WHAT YOU NEED TO DO:
Reproduce all of the data word for word.

Dataset listings of figures:
◆ ◆ ◆ ◆

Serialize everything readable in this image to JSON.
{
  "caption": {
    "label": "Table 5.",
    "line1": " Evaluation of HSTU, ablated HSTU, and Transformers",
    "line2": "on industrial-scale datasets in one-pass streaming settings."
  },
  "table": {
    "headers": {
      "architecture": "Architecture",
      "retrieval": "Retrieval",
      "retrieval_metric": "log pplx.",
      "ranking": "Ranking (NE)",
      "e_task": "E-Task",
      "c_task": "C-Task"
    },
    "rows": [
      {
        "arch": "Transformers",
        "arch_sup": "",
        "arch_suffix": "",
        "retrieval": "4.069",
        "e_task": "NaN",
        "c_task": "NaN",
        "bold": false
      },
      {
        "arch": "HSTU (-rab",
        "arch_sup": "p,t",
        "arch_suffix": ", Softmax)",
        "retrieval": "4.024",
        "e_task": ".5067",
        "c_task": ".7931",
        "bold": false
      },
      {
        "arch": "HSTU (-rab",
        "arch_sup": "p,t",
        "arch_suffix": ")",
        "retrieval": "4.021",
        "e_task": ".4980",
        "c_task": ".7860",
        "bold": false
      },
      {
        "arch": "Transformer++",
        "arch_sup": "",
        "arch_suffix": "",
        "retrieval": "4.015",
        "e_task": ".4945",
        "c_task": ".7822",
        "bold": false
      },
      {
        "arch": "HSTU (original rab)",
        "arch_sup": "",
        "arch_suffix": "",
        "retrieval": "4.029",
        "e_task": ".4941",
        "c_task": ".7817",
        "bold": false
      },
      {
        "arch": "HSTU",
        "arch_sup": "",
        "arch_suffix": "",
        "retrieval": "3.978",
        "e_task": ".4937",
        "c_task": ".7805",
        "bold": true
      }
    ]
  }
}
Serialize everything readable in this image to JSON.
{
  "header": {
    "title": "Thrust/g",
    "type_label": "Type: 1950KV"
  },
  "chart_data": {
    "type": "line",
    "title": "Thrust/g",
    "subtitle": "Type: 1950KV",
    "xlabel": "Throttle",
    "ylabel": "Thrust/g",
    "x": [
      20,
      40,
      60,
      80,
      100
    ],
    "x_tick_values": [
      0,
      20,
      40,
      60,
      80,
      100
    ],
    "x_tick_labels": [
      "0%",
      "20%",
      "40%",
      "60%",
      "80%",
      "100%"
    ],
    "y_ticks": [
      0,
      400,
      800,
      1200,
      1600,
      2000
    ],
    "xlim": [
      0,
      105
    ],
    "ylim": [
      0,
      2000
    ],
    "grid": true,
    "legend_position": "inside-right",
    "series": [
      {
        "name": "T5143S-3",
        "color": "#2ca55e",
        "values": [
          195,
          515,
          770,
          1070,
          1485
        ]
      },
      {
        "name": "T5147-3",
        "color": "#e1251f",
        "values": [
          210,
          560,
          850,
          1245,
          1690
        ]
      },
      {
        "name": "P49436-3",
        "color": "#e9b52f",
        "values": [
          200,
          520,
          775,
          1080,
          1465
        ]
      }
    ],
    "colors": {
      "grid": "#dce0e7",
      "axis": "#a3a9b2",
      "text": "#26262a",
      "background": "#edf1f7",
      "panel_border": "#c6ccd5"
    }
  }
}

◆ ◆ ◆ ◆

SOLVED EXERCISE:
Serialize everything readable in this image to JSON.
{
  "caption": {
    "label": "Table 5.",
    "line1": " Evaluation of HSTU, ablated HSTU, and Transformers",
    "line2": "on industrial-scale datasets in one-pass streaming settings."
  },
  "table": {
    "headers": {
      "architecture": "Architecture",
      "retrieval": "Retrieval",
      "retrieval_metric": "log pplx.",
      "ranking": "Ranking (NE)",
      "e_task": "E-Task",
      "c_task": "C-Task"
    },
    "rows": [
      {
        "arch": "Transformers",
        "arch_sup": "",
        "arch_suffix": "",
        "retrieval": "4.069",
        "e_task": "NaN",
        "c_task": "NaN",
        "bold": false
      },
      {
        "arch": "HSTU (-rab",
        "arch_sup": "p,t",
        "arch_suffix": ", Softmax)",
        "retrieval": "4.024",
        "e_task": ".5067",
        "c_task": ".7931",
        "bold": false
      },
      {
        "arch": "HSTU (-rab",
        "arch_sup": "p,t",
        "arch_suffix": ")",
        "retrieval": "4.021",
        "e_task": ".4980",
        "c_task": ".7860",
        "bold": false
      },
      {
        "arch": "Transformer++",
        "arch_sup": "",
        "arch_suffix": "",
        "retrieval": "4.015",
        "e_task": ".4945",
        "c_task": ".7822",
        "bold": false
      },
      {
        "arch": "HSTU (original rab)",
        "arch_sup": "",
        "arch_suffix": "",
        "retrieval": "4.029",
        "e_task": ".4941",
        "c_task": ".7817",
        "bold": false
      },
      {
        "arch": "HSTU",
        "arch_sup": "",
        "arch_suffix": "",
        "retrieval": "3.978",
        "e_task": ".4937",
        "c_task": ".7805",
        "bold": true
      }
    ]
  }
}
Serialize everything readable in this image to JSON.
{
  "header": {
    "title": "Thrust/g",
    "type_label": "Type: 1950KV"
  },
  "chart_data": {
    "type": "line",
    "title": "Thrust/g",
    "subtitle": "Type: 1950KV",
    "xlabel": "Throttle",
    "ylabel": "Thrust/g",
    "x": [
      20,
      40,
      60,
      80,
      100
    ],
    "x_tick_values": [
      0,
      20,
      40,
      60,
      80,
      100
    ],
    "x_tick_labels": [
      "0%",
      "20%",
      "40%",
      "60%",
      "80%",
      "100%"
    ],
    "y_ticks": [
      0,
      400,
      800,
      1200,
      1600,
      2000
    ],
    "xlim": [
      0,
      105
    ],
    "ylim": [
      0,
      2000
    ],
    "grid": true,
    "legend_position": "inside-right",
    "series": [
      {
        "name": "T5143S-3",
        "color": "#2ca55e",
        "values": [
          195,
          515,
          770,
          1070,
          1485
        ]
      },
      {
        "name": "T5147-3",
        "color": "#e1251f",
        "values": [
          210,
          560,
          850,
          1245,
          1690
        ]
      },
      {
        "name": "P49436-3",
        "color": "#e9b52f",
        "values": [
          200,
          520,
          775,
          1080,
          1465
        ]
      }
    ],
    "colors": {
      "grid": "#dce0e7",
      "axis": "#a3a9b2",
      "text": "#26262a",
      "background": "#edf1f7",
      "panel_border": "#c6ccd5"
    }
  }
}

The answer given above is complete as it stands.